Recast the lines of every item below as a numbered list, dropping any blank lines and leaving the pictures out.

── Dataset extract ──

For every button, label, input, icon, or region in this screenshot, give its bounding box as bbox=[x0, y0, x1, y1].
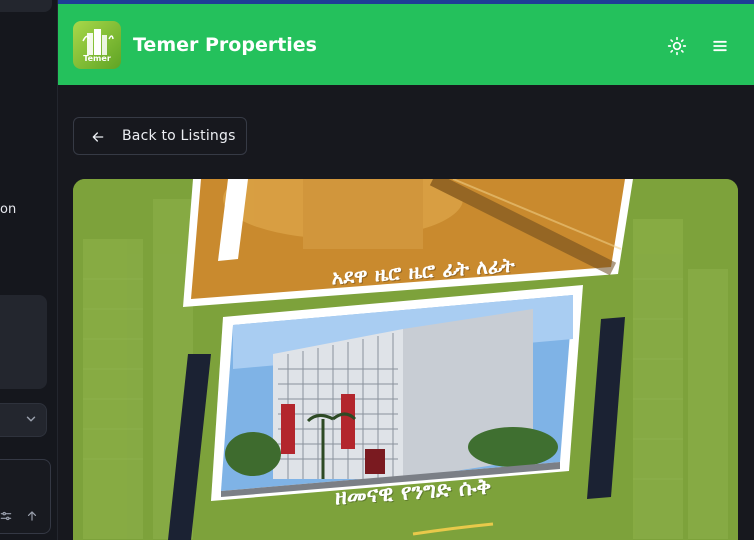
settings-sliders-icon[interactable] bbox=[0, 509, 13, 523]
sun-icon[interactable] bbox=[667, 36, 687, 56]
main-content: Temer Temer Properties Back to Listings bbox=[58, 0, 754, 540]
app-header: Temer Temer Properties bbox=[58, 4, 754, 85]
sidebar-dropdown[interactable] bbox=[0, 403, 47, 437]
menu-icon[interactable] bbox=[710, 36, 730, 56]
logo-text: Temer bbox=[83, 54, 111, 63]
property-banner-image[interactable]: አደዋ ዜሮ ዜሮ ፊት ለፊት ዘመናዊ የንግድ ሱቅ bbox=[73, 179, 738, 540]
sidebar-message-input[interactable] bbox=[0, 459, 51, 534]
app-title: Temer Properties bbox=[133, 34, 317, 56]
sidebar-top-card bbox=[0, 0, 52, 12]
sidebar-card bbox=[0, 295, 47, 389]
left-sidebar-panel: on bbox=[0, 0, 58, 540]
sidebar-partial-text: on bbox=[0, 202, 17, 217]
arrow-left-icon bbox=[92, 132, 104, 142]
brand-logo[interactable]: Temer bbox=[73, 21, 121, 69]
chevron-down-icon bbox=[26, 416, 36, 422]
app-root: on Temer Temer Properties Back to Listin… bbox=[0, 0, 754, 540]
back-to-listings-button[interactable]: Back to Listings bbox=[73, 117, 247, 155]
back-button-label: Back to Listings bbox=[122, 128, 236, 144]
arrow-up-icon[interactable] bbox=[25, 509, 39, 523]
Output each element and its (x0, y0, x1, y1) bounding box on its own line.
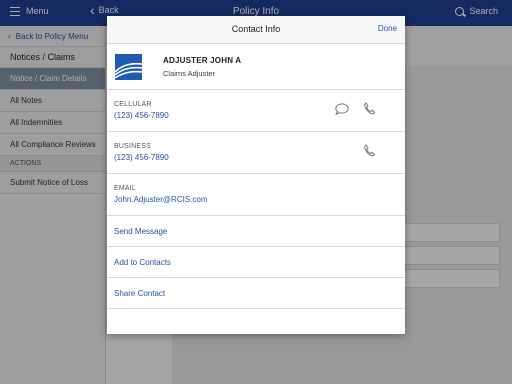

───

#### [Result for this exercise]
1. For every button, label, input, icon, or region in this screenshot, give its bounding box as bbox=[x0, y0, x1, y1].
2. settings-sliders-icon[interactable] bbox=[0, 509, 13, 523]
3. sun-icon[interactable] bbox=[667, 36, 687, 56]
4. main-content: Temer Temer Properties Back to Listings bbox=[58, 0, 754, 540]
5. app-header: Temer Temer Properties bbox=[58, 4, 754, 85]
6. sidebar-dropdown[interactable] bbox=[0, 403, 47, 437]
7. menu-icon[interactable] bbox=[710, 36, 730, 56]
8. logo-text: Temer bbox=[83, 54, 111, 63]
9. property-banner-image[interactable]: አደዋ ዜሮ ዜሮ ፊት ለፊት ዘመናዊ የንግድ ሱቅ bbox=[73, 179, 738, 540]
10. sidebar-message-input[interactable] bbox=[0, 459, 51, 534]
11. app-title: Temer Properties bbox=[133, 34, 317, 56]
12. sidebar-top-card bbox=[0, 0, 52, 12]
13. sidebar-card bbox=[0, 295, 47, 389]
14. left-sidebar-panel: on bbox=[0, 0, 58, 540]
15. sidebar-partial-text: on bbox=[0, 202, 17, 217]
16. arrow-left-icon bbox=[92, 132, 104, 142]
17. brand-logo[interactable]: Temer bbox=[73, 21, 121, 69]
18. chevron-down-icon bbox=[26, 416, 36, 422]
19. app-root: on Temer Temer Properties Back to Listin… bbox=[0, 0, 754, 540]
20. back-to-listings-button[interactable]: Back to Listings bbox=[73, 117, 247, 155]
21. back-button-label: Back to Listings bbox=[122, 128, 236, 144]
22. arrow-up-icon[interactable] bbox=[25, 509, 39, 523]
23. Output each element and its (x0, y0, x1, y1) bounding box on its own line.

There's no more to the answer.